Repeat the records below exactly, leaving out every picture.

--

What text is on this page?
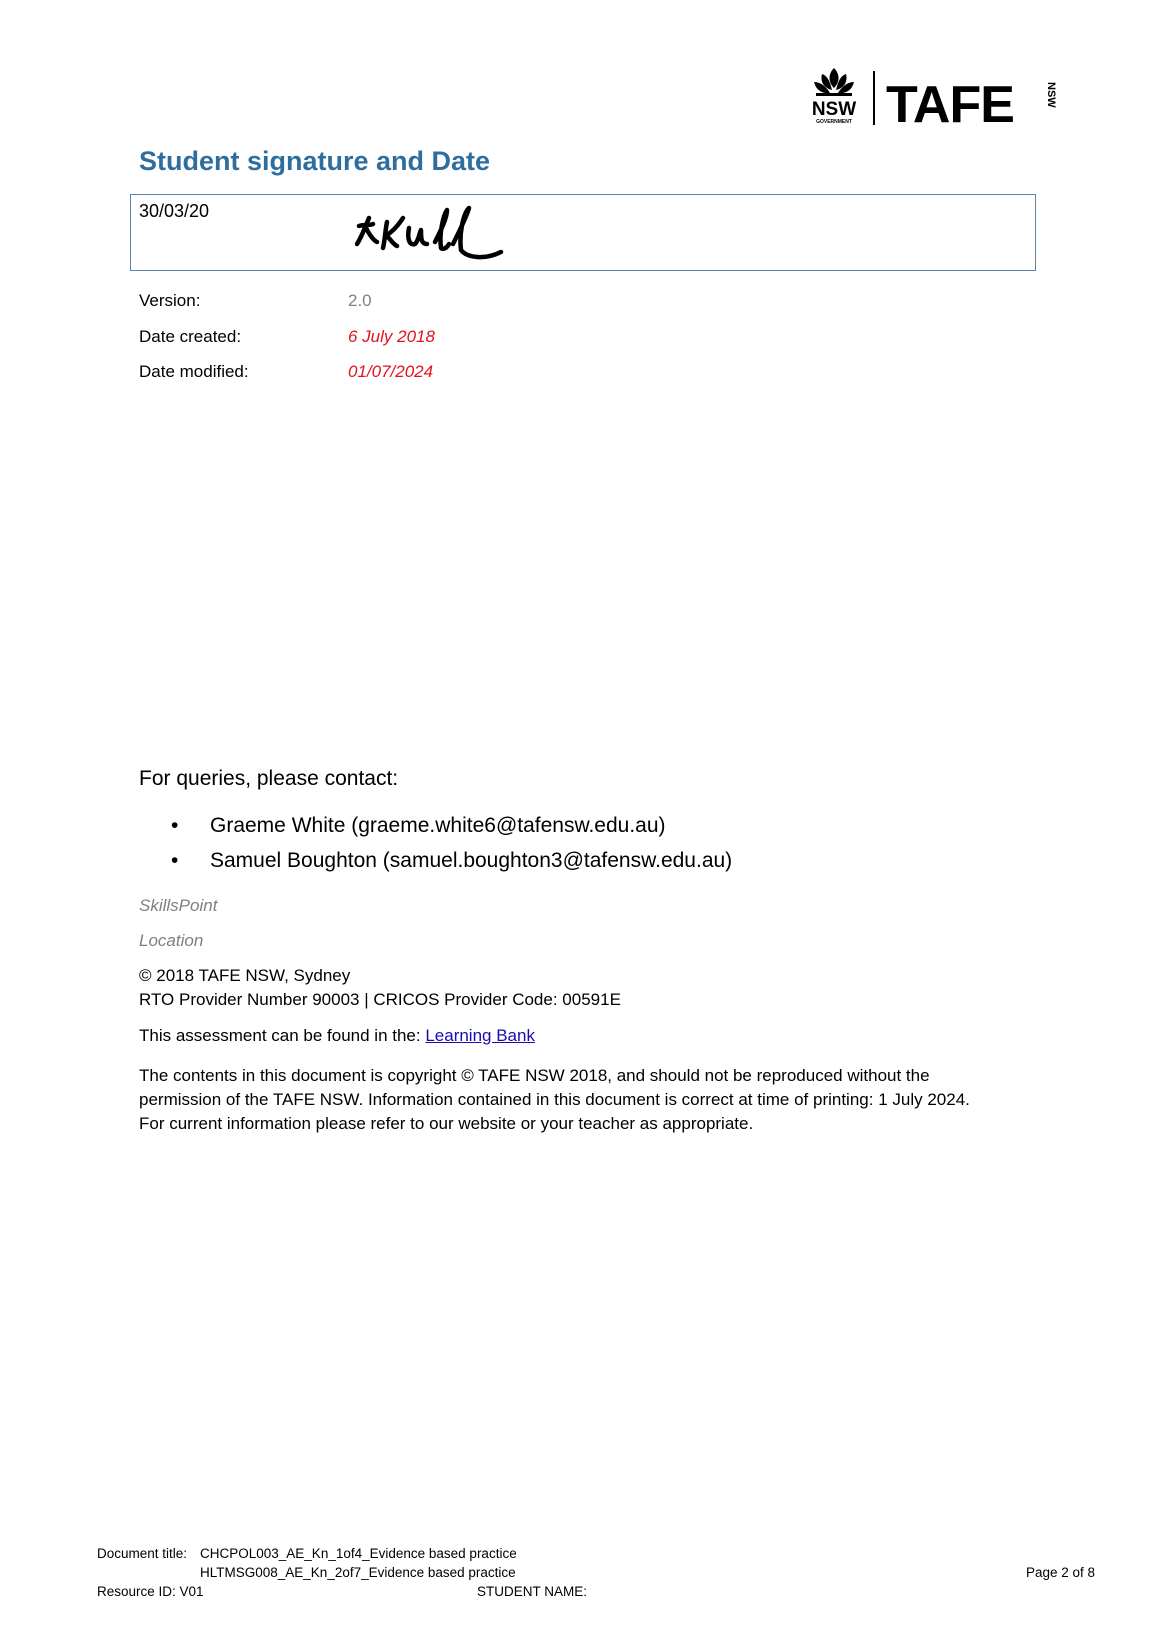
NSW
GOVERNMENT TAFE	NSW
Student signature and Date
30/03/20
Version:	2.0
Date created:	6 July 2018
Date modified:	01/07/2024
For queries, please contact:
• Graeme White (graeme.white6@tafensw.edu.au)
• Samuel Boughton (samuel.boughton3@tafensw.edu.au)
SkillsPoint
Location
© 2018 TAFE NSW, Sydney
RTO Provider Number 90003 | CRICOS Provider Code: 00591E
This assessment can be found in the: Learning Bank
The contents in this document is copyright © TAFE NSW 2018, and should not be reproduced without the
permission of the TAFE NSW. Information contained in this document is correct at time of printing: 1 July 2024.
For current information please refer to our website or your teacher as appropriate.
Document title: CHCPOL003_AE_Kn_1of4_Evidence based practice
HLTMSG008_AE_Kn_2of7_Evidence based practice
Resource ID: V01	STUDENT NAME:
Page 2 of 8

--

• Solution:
What text is on this page?
NSW
GOVERNMENT TAFE	NSW
Student signature and Date
30/03/20
Version:	2.0
Date created:	6 July 2018
Date modified:	01/07/2024
For queries, please contact:
• Graeme White (graeme.white6@tafensw.edu.au)
• Samuel Boughton (samuel.boughton3@tafensw.edu.au)
SkillsPoint
Location
© 2018 TAFE NSW, Sydney
RTO Provider Number 90003 | CRICOS Provider Code: 00591E
This assessment can be found in the: Learning Bank
The contents in this document is copyright © TAFE NSW 2018, and should not be reproduced without the
permission of the TAFE NSW. Information contained in this document is correct at time of printing: 1 July 2024.
For current information please refer to our website or your teacher as appropriate.
Document title: CHCPOL003_AE_Kn_1of4_Evidence based practice
HLTMSG008_AE_Kn_2of7_Evidence based practice
Resource ID: V01	STUDENT NAME:
Page 2 of 8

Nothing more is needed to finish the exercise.